▸ Exercise requirements
Write out all the data again, exactly as it stands.
--------------------------------
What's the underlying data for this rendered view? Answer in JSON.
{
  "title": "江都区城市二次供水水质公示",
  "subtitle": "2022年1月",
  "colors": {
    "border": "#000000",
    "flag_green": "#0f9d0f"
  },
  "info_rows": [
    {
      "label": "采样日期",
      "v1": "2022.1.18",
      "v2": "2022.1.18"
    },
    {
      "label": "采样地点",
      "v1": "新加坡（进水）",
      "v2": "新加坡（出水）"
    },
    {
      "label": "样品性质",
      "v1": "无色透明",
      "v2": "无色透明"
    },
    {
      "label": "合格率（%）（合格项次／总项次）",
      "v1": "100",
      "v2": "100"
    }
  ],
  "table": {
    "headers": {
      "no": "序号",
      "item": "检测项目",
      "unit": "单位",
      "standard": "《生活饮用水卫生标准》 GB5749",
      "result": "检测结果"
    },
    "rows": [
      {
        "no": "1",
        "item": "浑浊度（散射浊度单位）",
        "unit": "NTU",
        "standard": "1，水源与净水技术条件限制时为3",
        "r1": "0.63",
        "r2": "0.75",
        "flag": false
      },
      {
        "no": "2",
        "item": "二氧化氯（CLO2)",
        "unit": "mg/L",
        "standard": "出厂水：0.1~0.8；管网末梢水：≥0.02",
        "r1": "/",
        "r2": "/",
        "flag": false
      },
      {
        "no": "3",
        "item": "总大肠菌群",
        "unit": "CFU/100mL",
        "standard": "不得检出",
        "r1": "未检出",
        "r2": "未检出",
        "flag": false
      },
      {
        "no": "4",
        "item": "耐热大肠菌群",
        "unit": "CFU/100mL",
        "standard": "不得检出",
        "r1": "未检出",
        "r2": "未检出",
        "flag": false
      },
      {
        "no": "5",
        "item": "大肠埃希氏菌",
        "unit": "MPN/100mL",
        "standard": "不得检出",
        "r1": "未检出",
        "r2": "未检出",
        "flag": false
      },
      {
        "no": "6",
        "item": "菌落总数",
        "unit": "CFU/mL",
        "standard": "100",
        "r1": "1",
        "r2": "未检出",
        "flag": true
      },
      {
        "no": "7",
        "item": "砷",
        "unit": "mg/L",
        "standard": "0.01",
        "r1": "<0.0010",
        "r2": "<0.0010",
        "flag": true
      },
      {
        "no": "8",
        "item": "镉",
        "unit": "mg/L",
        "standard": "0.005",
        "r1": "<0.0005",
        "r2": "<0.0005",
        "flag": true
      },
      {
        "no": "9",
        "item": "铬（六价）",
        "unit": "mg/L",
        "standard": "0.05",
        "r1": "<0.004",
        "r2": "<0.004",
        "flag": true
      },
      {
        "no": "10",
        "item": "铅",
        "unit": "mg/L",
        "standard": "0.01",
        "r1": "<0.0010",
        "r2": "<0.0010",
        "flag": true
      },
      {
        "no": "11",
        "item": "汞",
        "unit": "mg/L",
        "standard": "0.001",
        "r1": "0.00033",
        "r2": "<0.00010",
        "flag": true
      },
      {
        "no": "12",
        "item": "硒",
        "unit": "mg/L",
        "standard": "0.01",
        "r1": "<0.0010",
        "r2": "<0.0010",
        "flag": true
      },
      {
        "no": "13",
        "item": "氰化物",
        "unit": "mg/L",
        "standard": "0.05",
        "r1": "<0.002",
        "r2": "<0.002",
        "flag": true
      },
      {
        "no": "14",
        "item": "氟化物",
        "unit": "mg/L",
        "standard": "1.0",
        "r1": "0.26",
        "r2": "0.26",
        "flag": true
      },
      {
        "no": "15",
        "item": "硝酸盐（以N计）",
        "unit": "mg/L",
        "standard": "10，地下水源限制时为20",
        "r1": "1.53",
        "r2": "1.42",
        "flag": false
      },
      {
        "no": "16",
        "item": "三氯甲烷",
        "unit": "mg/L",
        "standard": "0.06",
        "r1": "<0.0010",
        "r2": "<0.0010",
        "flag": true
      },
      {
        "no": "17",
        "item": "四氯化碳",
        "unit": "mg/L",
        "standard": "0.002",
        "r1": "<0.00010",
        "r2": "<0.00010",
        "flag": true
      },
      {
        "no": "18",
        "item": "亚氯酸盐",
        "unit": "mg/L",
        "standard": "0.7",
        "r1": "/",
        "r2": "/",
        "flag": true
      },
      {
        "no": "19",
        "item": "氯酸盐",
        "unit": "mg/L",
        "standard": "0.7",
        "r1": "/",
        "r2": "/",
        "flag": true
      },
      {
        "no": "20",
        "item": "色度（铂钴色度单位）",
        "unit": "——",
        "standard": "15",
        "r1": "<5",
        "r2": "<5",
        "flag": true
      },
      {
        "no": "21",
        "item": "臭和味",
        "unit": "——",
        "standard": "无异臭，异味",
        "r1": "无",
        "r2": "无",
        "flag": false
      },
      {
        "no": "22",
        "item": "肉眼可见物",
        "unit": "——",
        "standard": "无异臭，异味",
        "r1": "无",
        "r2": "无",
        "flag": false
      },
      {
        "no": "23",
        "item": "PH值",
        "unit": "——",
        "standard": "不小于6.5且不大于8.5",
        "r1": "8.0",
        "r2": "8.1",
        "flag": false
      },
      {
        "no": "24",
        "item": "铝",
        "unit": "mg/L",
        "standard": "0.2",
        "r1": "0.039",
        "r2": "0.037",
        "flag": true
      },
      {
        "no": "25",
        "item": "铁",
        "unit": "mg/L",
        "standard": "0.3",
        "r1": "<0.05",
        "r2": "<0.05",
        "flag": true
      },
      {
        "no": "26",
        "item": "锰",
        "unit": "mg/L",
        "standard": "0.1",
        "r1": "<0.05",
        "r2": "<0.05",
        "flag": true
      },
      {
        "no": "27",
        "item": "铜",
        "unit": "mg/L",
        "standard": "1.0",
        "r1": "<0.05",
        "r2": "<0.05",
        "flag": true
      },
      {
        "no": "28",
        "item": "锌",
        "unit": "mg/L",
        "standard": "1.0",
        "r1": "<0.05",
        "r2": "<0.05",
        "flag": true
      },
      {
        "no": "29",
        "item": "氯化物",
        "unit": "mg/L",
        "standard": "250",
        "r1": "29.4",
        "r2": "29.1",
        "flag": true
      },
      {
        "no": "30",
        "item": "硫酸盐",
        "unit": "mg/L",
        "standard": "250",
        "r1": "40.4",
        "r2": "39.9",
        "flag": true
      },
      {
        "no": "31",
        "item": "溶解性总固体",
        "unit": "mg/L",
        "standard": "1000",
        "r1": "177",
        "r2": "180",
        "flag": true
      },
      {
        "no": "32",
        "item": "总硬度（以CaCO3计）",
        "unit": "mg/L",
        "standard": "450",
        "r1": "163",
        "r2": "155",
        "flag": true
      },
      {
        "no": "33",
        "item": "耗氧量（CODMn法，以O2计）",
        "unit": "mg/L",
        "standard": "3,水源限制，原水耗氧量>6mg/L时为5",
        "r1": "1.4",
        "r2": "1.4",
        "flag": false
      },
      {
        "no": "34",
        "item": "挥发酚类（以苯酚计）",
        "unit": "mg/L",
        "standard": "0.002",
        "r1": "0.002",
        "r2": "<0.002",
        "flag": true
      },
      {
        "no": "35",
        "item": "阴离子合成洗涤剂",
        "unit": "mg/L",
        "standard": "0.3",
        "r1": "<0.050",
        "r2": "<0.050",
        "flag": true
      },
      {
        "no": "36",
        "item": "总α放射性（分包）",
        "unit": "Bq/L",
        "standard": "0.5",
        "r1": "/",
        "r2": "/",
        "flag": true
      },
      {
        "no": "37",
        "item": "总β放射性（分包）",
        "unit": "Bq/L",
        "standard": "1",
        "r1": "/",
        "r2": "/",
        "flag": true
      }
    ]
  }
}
--------------------------------
▸ The reply
What's the underlying data for this rendered view? Answer in JSON.
{
  "title": "江都区城市二次供水水质公示",
  "subtitle": "2022年1月",
  "colors": {
    "border": "#000000",
    "flag_green": "#0f9d0f"
  },
  "info_rows": [
    {
      "label": "采样日期",
      "v1": "2022.1.18",
      "v2": "2022.1.18"
    },
    {
      "label": "采样地点",
      "v1": "新加坡（进水）",
      "v2": "新加坡（出水）"
    },
    {
      "label": "样品性质",
      "v1": "无色透明",
      "v2": "无色透明"
    },
    {
      "label": "合格率（%）（合格项次／总项次）",
      "v1": "100",
      "v2": "100"
    }
  ],
  "table": {
    "headers": {
      "no": "序号",
      "item": "检测项目",
      "unit": "单位",
      "standard": "《生活饮用水卫生标准》 GB5749",
      "result": "检测结果"
    },
    "rows": [
      {
        "no": "1",
        "item": "浑浊度（散射浊度单位）",
        "unit": "NTU",
        "standard": "1，水源与净水技术条件限制时为3",
        "r1": "0.63",
        "r2": "0.75",
        "flag": false
      },
      {
        "no": "2",
        "item": "二氧化氯（CLO2)",
        "unit": "mg/L",
        "standard": "出厂水：0.1~0.8；管网末梢水：≥0.02",
        "r1": "/",
        "r2": "/",
        "flag": false
      },
      {
        "no": "3",
        "item": "总大肠菌群",
        "unit": "CFU/100mL",
        "standard": "不得检出",
        "r1": "未检出",
        "r2": "未检出",
        "flag": false
      },
      {
        "no": "4",
        "item": "耐热大肠菌群",
        "unit": "CFU/100mL",
        "standard": "不得检出",
        "r1": "未检出",
        "r2": "未检出",
        "flag": false
      },
      {
        "no": "5",
        "item": "大肠埃希氏菌",
        "unit": "MPN/100mL",
        "standard": "不得检出",
        "r1": "未检出",
        "r2": "未检出",
        "flag": false
      },
      {
        "no": "6",
        "item": "菌落总数",
        "unit": "CFU/mL",
        "standard": "100",
        "r1": "1",
        "r2": "未检出",
        "flag": true
      },
      {
        "no": "7",
        "item": "砷",
        "unit": "mg/L",
        "standard": "0.01",
        "r1": "<0.0010",
        "r2": "<0.0010",
        "flag": true
      },
      {
        "no": "8",
        "item": "镉",
        "unit": "mg/L",
        "standard": "0.005",
        "r1": "<0.0005",
        "r2": "<0.0005",
        "flag": true
      },
      {
        "no": "9",
        "item": "铬（六价）",
        "unit": "mg/L",
        "standard": "0.05",
        "r1": "<0.004",
        "r2": "<0.004",
        "flag": true
      },
      {
        "no": "10",
        "item": "铅",
        "unit": "mg/L",
        "standard": "0.01",
        "r1": "<0.0010",
        "r2": "<0.0010",
        "flag": true
      },
      {
        "no": "11",
        "item": "汞",
        "unit": "mg/L",
        "standard": "0.001",
        "r1": "0.00033",
        "r2": "<0.00010",
        "flag": true
      },
      {
        "no": "12",
        "item": "硒",
        "unit": "mg/L",
        "standard": "0.01",
        "r1": "<0.0010",
        "r2": "<0.0010",
        "flag": true
      },
      {
        "no": "13",
        "item": "氰化物",
        "unit": "mg/L",
        "standard": "0.05",
        "r1": "<0.002",
        "r2": "<0.002",
        "flag": true
      },
      {
        "no": "14",
        "item": "氟化物",
        "unit": "mg/L",
        "standard": "1.0",
        "r1": "0.26",
        "r2": "0.26",
        "flag": true
      },
      {
        "no": "15",
        "item": "硝酸盐（以N计）",
        "unit": "mg/L",
        "standard": "10，地下水源限制时为20",
        "r1": "1.53",
        "r2": "1.42",
        "flag": false
      },
      {
        "no": "16",
        "item": "三氯甲烷",
        "unit": "mg/L",
        "standard": "0.06",
        "r1": "<0.0010",
        "r2": "<0.0010",
        "flag": true
      },
      {
        "no": "17",
        "item": "四氯化碳",
        "unit": "mg/L",
        "standard": "0.002",
        "r1": "<0.00010",
        "r2": "<0.00010",
        "flag": true
      },
      {
        "no": "18",
        "item": "亚氯酸盐",
        "unit": "mg/L",
        "standard": "0.7",
        "r1": "/",
        "r2": "/",
        "flag": true
      },
      {
        "no": "19",
        "item": "氯酸盐",
        "unit": "mg/L",
        "standard": "0.7",
        "r1": "/",
        "r2": "/",
        "flag": true
      },
      {
        "no": "20",
        "item": "色度（铂钴色度单位）",
        "unit": "——",
        "standard": "15",
        "r1": "<5",
        "r2": "<5",
        "flag": true
      },
      {
        "no": "21",
        "item": "臭和味",
        "unit": "——",
        "standard": "无异臭，异味",
        "r1": "无",
        "r2": "无",
        "flag": false
      },
      {
        "no": "22",
        "item": "肉眼可见物",
        "unit": "——",
        "standard": "无异臭，异味",
        "r1": "无",
        "r2": "无",
        "flag": false
      },
      {
        "no": "23",
        "item": "PH值",
        "unit": "——",
        "standard": "不小于6.5且不大于8.5",
        "r1": "8.0",
        "r2": "8.1",
        "flag": false
      },
      {
        "no": "24",
        "item": "铝",
        "unit": "mg/L",
        "standard": "0.2",
        "r1": "0.039",
        "r2": "0.037",
        "flag": true
      },
      {
        "no": "25",
        "item": "铁",
        "unit": "mg/L",
        "standard": "0.3",
        "r1": "<0.05",
        "r2": "<0.05",
        "flag": true
      },
      {
        "no": "26",
        "item": "锰",
        "unit": "mg/L",
        "standard": "0.1",
        "r1": "<0.05",
        "r2": "<0.05",
        "flag": true
      },
      {
        "no": "27",
        "item": "铜",
        "unit": "mg/L",
        "standard": "1.0",
        "r1": "<0.05",
        "r2": "<0.05",
        "flag": true
      },
      {
        "no": "28",
        "item": "锌",
        "unit": "mg/L",
        "standard": "1.0",
        "r1": "<0.05",
        "r2": "<0.05",
        "flag": true
      },
      {
        "no": "29",
        "item": "氯化物",
        "unit": "mg/L",
        "standard": "250",
        "r1": "29.4",
        "r2": "29.1",
        "flag": true
      },
      {
        "no": "30",
        "item": "硫酸盐",
        "unit": "mg/L",
        "standard": "250",
        "r1": "40.4",
        "r2": "39.9",
        "flag": true
      },
      {
        "no": "31",
        "item": "溶解性总固体",
        "unit": "mg/L",
        "standard": "1000",
        "r1": "177",
        "r2": "180",
        "flag": true
      },
      {
        "no": "32",
        "item": "总硬度（以CaCO3计）",
        "unit": "mg/L",
        "standard": "450",
        "r1": "163",
        "r2": "155",
        "flag": true
      },
      {
        "no": "33",
        "item": "耗氧量（CODMn法，以O2计）",
        "unit": "mg/L",
        "standard": "3,水源限制，原水耗氧量>6mg/L时为5",
        "r1": "1.4",
        "r2": "1.4",
        "flag": false
      },
      {
        "no": "34",
        "item": "挥发酚类（以苯酚计）",
        "unit": "mg/L",
        "standard": "0.002",
        "r1": "0.002",
        "r2": "<0.002",
        "flag": true
      },
      {
        "no": "35",
        "item": "阴离子合成洗涤剂",
        "unit": "mg/L",
        "standard": "0.3",
        "r1": "<0.050",
        "r2": "<0.050",
        "flag": true
      },
      {
        "no": "36",
        "item": "总α放射性（分包）",
        "unit": "Bq/L",
        "standard": "0.5",
        "r1": "/",
        "r2": "/",
        "flag": true
      },
      {
        "no": "37",
        "item": "总β放射性（分包）",
        "unit": "Bq/L",
        "standard": "1",
        "r1": "/",
        "r2": "/",
        "flag": true
      }
    ]
  }
}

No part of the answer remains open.